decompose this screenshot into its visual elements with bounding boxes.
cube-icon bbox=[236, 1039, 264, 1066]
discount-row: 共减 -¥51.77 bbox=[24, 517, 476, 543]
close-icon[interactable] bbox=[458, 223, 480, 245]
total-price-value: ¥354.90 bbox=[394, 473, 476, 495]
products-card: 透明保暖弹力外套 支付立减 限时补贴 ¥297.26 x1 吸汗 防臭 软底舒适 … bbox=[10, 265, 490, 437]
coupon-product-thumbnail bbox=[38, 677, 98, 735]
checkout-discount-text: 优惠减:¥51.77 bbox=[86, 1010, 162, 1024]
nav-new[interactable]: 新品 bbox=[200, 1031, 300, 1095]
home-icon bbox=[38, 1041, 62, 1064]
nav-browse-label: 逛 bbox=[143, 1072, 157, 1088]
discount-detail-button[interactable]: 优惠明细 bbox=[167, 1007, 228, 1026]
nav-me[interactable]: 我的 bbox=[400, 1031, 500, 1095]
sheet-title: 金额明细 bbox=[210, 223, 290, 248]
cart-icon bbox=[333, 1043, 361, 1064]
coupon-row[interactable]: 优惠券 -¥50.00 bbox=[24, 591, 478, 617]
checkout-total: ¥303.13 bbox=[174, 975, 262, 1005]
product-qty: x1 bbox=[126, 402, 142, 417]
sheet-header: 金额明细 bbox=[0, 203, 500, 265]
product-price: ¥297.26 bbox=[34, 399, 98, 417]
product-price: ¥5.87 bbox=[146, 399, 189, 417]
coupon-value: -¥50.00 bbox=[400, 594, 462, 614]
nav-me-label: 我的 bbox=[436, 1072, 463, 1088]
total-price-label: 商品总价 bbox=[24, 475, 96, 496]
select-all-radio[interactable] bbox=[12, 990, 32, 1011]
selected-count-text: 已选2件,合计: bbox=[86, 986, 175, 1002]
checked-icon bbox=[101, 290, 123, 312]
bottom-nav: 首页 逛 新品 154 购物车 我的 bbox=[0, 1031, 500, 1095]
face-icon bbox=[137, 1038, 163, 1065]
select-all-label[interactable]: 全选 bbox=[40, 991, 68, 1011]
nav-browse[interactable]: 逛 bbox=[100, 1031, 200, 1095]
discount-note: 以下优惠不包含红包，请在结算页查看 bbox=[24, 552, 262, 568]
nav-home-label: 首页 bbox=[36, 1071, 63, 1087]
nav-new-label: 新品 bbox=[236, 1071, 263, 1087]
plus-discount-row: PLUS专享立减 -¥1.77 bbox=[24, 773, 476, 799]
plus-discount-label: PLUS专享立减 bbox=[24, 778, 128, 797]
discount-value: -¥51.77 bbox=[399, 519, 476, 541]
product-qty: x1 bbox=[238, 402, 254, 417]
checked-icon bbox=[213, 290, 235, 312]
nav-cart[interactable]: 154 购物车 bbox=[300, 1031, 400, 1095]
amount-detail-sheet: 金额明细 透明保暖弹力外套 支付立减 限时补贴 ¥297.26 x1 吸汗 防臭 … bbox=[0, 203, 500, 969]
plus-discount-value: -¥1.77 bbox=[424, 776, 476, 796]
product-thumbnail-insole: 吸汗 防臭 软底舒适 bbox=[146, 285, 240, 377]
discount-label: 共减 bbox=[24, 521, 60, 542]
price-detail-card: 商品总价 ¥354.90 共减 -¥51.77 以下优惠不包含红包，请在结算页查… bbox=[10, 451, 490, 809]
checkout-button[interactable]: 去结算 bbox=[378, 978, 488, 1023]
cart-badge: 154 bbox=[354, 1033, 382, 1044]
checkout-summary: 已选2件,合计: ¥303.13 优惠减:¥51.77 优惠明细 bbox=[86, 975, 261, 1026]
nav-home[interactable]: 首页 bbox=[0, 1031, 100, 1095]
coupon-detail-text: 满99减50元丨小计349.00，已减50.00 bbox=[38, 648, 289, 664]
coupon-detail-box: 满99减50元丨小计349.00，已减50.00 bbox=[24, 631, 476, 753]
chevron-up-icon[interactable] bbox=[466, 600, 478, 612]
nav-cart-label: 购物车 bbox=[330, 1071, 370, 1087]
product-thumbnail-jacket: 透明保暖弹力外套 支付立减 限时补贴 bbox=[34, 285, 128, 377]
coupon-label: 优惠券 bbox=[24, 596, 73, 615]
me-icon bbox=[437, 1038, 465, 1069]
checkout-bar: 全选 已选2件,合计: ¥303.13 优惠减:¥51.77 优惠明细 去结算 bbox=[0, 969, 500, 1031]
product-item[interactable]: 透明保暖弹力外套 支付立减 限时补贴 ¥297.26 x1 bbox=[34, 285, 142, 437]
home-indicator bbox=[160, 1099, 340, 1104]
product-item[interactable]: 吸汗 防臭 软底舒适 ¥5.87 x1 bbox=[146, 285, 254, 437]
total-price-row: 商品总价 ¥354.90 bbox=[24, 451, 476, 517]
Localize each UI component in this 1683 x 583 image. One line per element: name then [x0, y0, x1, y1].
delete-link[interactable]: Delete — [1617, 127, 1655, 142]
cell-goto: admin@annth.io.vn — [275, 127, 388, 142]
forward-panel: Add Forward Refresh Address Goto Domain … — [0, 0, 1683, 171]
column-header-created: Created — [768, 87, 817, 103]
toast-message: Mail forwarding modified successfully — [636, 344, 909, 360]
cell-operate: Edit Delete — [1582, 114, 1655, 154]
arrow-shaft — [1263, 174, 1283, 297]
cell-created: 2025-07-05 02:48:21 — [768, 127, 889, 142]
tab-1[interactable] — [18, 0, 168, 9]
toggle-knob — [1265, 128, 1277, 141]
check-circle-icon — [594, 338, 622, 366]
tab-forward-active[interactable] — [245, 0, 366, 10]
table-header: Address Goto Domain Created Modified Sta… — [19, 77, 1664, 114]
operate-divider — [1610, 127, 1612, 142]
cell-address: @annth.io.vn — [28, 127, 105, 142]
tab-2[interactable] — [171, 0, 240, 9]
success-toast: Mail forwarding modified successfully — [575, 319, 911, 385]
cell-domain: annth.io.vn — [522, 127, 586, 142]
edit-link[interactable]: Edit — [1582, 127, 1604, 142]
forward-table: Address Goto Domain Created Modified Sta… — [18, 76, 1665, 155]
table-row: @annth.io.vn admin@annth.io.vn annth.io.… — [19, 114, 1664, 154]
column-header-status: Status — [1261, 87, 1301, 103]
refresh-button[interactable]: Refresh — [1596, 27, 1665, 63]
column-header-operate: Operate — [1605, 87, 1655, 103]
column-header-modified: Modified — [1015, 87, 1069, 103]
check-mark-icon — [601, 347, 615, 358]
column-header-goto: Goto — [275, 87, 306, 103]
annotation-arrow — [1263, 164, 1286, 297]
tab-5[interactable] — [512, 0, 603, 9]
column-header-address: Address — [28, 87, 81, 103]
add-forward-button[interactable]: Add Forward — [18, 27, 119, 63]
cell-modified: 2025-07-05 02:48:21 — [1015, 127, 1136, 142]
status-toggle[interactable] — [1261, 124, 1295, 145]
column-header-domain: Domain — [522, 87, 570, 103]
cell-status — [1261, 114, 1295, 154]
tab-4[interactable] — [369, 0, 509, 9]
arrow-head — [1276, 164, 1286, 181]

————

Output every line shown above as a JSON list of strings, one string per line, leaving out blank lines.

Exercise response:
[
  "decompose this screenshot into its visual elements with bounding boxes.",
  "cube-icon bbox=[236, 1039, 264, 1066]",
  "discount-row: 共减 -¥51.77 bbox=[24, 517, 476, 543]",
  "close-icon[interactable] bbox=[458, 223, 480, 245]",
  "total-price-value: ¥354.90 bbox=[394, 473, 476, 495]",
  "products-card: 透明保暖弹力外套 支付立减 限时补贴 ¥297.26 x1 吸汗 防臭 软底舒适 … bbox=[10, 265, 490, 437]",
  "coupon-product-thumbnail bbox=[38, 677, 98, 735]",
  "checkout-discount-text: 优惠减:¥51.77 bbox=[86, 1010, 162, 1024]",
  "nav-new[interactable]: 新品 bbox=[200, 1031, 300, 1095]",
  "home-icon bbox=[38, 1041, 62, 1064]",
  "nav-browse-label: 逛 bbox=[143, 1072, 157, 1088]",
  "discount-detail-button[interactable]: 优惠明细 bbox=[167, 1007, 228, 1026]",
  "nav-me[interactable]: 我的 bbox=[400, 1031, 500, 1095]",
  "sheet-title: 金额明细 bbox=[210, 223, 290, 248]",
  "cart-icon bbox=[333, 1043, 361, 1064]",
  "coupon-row[interactable]: 优惠券 -¥50.00 bbox=[24, 591, 478, 617]",
  "checkout-total: ¥303.13 bbox=[174, 975, 262, 1005]",
  "product-qty: x1 bbox=[126, 402, 142, 417]",
  "sheet-header: 金额明细 bbox=[0, 203, 500, 265]",
  "product-price: ¥297.26 bbox=[34, 399, 98, 417]",
  "product-price: ¥5.87 bbox=[146, 399, 189, 417]",
  "coupon-value: -¥50.00 bbox=[400, 594, 462, 614]",
  "nav-me-label: 我的 bbox=[436, 1072, 463, 1088]",
  "total-price-label: 商品总价 bbox=[24, 475, 96, 496]",
  "select-all-radio[interactable] bbox=[12, 990, 32, 1011]",
  "selected-count-text: 已选2件,合计: bbox=[86, 986, 175, 1002]",
  "checked-icon bbox=[101, 290, 123, 312]",
  "bottom-nav: 首页 逛 新品 154 购物车 我的 bbox=[0, 1031, 500, 1095]",
  "face-icon bbox=[137, 1038, 163, 1065]",
  "select-all-label[interactable]: 全选 bbox=[40, 991, 68, 1011]",
  "nav-browse[interactable]: 逛 bbox=[100, 1031, 200, 1095]",
  "discount-note: 以下优惠不包含红包，请在结算页查看 bbox=[24, 552, 262, 568]",
  "nav-home-label: 首页 bbox=[36, 1071, 63, 1087]",
  "nav-new-label: 新品 bbox=[236, 1071, 263, 1087]",
  "plus-discount-row: PLUS专享立减 -¥1.77 bbox=[24, 773, 476, 799]",
  "plus-discount-label: PLUS专享立减 bbox=[24, 778, 128, 797]",
  "discount-value: -¥51.77 bbox=[399, 519, 476, 541]",
  "product-qty: x1 bbox=[238, 402, 254, 417]",
  "checked-icon bbox=[213, 290, 235, 312]",
  "nav-cart[interactable]: 154 购物车 bbox=[300, 1031, 400, 1095]",
  "amount-detail-sheet: 金额明细 透明保暖弹力外套 支付立减 限时补贴 ¥297.26 x1 吸汗 防臭 … bbox=[0, 203, 500, 969]",
  "plus-discount-value: -¥1.77 bbox=[424, 776, 476, 796]",
  "product-thumbnail-insole: 吸汗 防臭 软底舒适 bbox=[146, 285, 240, 377]",
  "discount-label: 共减 bbox=[24, 521, 60, 542]",
  "price-detail-card: 商品总价 ¥354.90 共减 -¥51.77 以下优惠不包含红包，请在结算页查… bbox=[10, 451, 490, 809]",
  "checkout-button[interactable]: 去结算 bbox=[378, 978, 488, 1023]",
  "cart-badge: 154 bbox=[354, 1033, 382, 1044]",
  "checkout-summary: 已选2件,合计: ¥303.13 优惠减:¥51.77 优惠明细 bbox=[86, 975, 261, 1026]",
  "nav-home[interactable]: 首页 bbox=[0, 1031, 100, 1095]",
  "coupon-detail-text: 满99减50元丨小计349.00，已减50.00 bbox=[38, 648, 289, 664]",
  "coupon-detail-box: 满99减50元丨小计349.00，已减50.00 bbox=[24, 631, 476, 753]",
  "chevron-up-icon[interactable] bbox=[466, 600, 478, 612]",
  "nav-cart-label: 购物车 bbox=[330, 1071, 370, 1087]",
  "product-thumbnail-jacket: 透明保暖弹力外套 支付立减 限时补贴 bbox=[34, 285, 128, 377]",
  "coupon-label: 优惠券 bbox=[24, 596, 73, 615]",
  "me-icon bbox=[437, 1038, 465, 1069]",
  "checkout-bar: 全选 已选2件,合计: ¥303.13 优惠减:¥51.77 优惠明细 去结算 bbox=[0, 969, 500, 1031]",
  "product-item[interactable]: 透明保暖弹力外套 支付立减 限时补贴 ¥297.26 x1 bbox=[34, 285, 142, 437]",
  "home-indicator bbox=[160, 1099, 340, 1104]",
  "product-item[interactable]: 吸汗 防臭 软底舒适 ¥5.87 x1 bbox=[146, 285, 254, 437]",
  "total-price-row: 商品总价 ¥354.90 bbox=[24, 451, 476, 517]",
  "Localize each UI component in this 1683 x 583 image. One line per element: name then [x0, y0, x1, y1].",
  "delete-link[interactable]: Delete — [1617, 127, 1655, 142]",
  "cell-goto: admin@annth.io.vn — [275, 127, 388, 142]",
  "forward-panel: Add Forward Refresh Address Goto Domain … — [0, 0, 1683, 171]",
  "column-header-created: Created — [768, 87, 817, 103]",
  "toast-message: Mail forwarding modified successfully — [636, 344, 909, 360]",
  "cell-operate: Edit Delete — [1582, 114, 1655, 154]",
  "arrow-shaft — [1263, 174, 1283, 297]",
  "cell-created: 2025-07-05 02:48:21 — [768, 127, 889, 142]",
  "tab-1[interactable] — [18, 0, 168, 9]",
  "toggle-knob — [1265, 128, 1277, 141]",
  "check-circle-icon — [594, 338, 622, 366]",
  "tab-forward-active[interactable] — [245, 0, 366, 10]",
  "table-header: Address Goto Domain Created Modified Sta… — [19, 77, 1664, 114]",
  "operate-divider — [1610, 127, 1612, 142]",
  "cell-address: @annth.io.vn — [28, 127, 105, 142]",
  "tab-2[interactable] — [171, 0, 240, 9]",
  "success-toast: Mail forwarding modified successfully — [575, 319, 911, 385]",
  "cell-domain: annth.io.vn — [522, 127, 586, 142]",
  "edit-link[interactable]: Edit — [1582, 127, 1604, 142]",
  "forward-table: Address Goto Domain Created Modified Sta… — [18, 76, 1665, 155]",
  "table-row: @annth.io.vn admin@annth.io.vn annth.io.… — [19, 114, 1664, 154]",
  "column-header-status: Status — [1261, 87, 1301, 103]",
  "refresh-button[interactable]: Refresh — [1596, 27, 1665, 63]",
  "column-header-operate: Operate — [1605, 87, 1655, 103]",
  "column-header-modified: Modified — [1015, 87, 1069, 103]",
  "check-mark-icon — [601, 347, 615, 358]",
  "column-header-goto: Goto — [275, 87, 306, 103]",
  "annotation-arrow — [1263, 164, 1286, 297]",
  "tab-5[interactable] — [512, 0, 603, 9]",
  "column-header-address: Address — [28, 87, 81, 103]",
  "add-forward-button[interactable]: Add Forward — [18, 27, 119, 63]",
  "cell-modified: 2025-07-05 02:48:21 — [1015, 127, 1136, 142]",
  "status-toggle[interactable] — [1261, 124, 1295, 145]",
  "column-header-domain: Domain — [522, 87, 570, 103]",
  "cell-status — [1261, 114, 1295, 154]",
  "tab-4[interactable] — [369, 0, 509, 9]",
  "arrow-head — [1276, 164, 1286, 181]"
]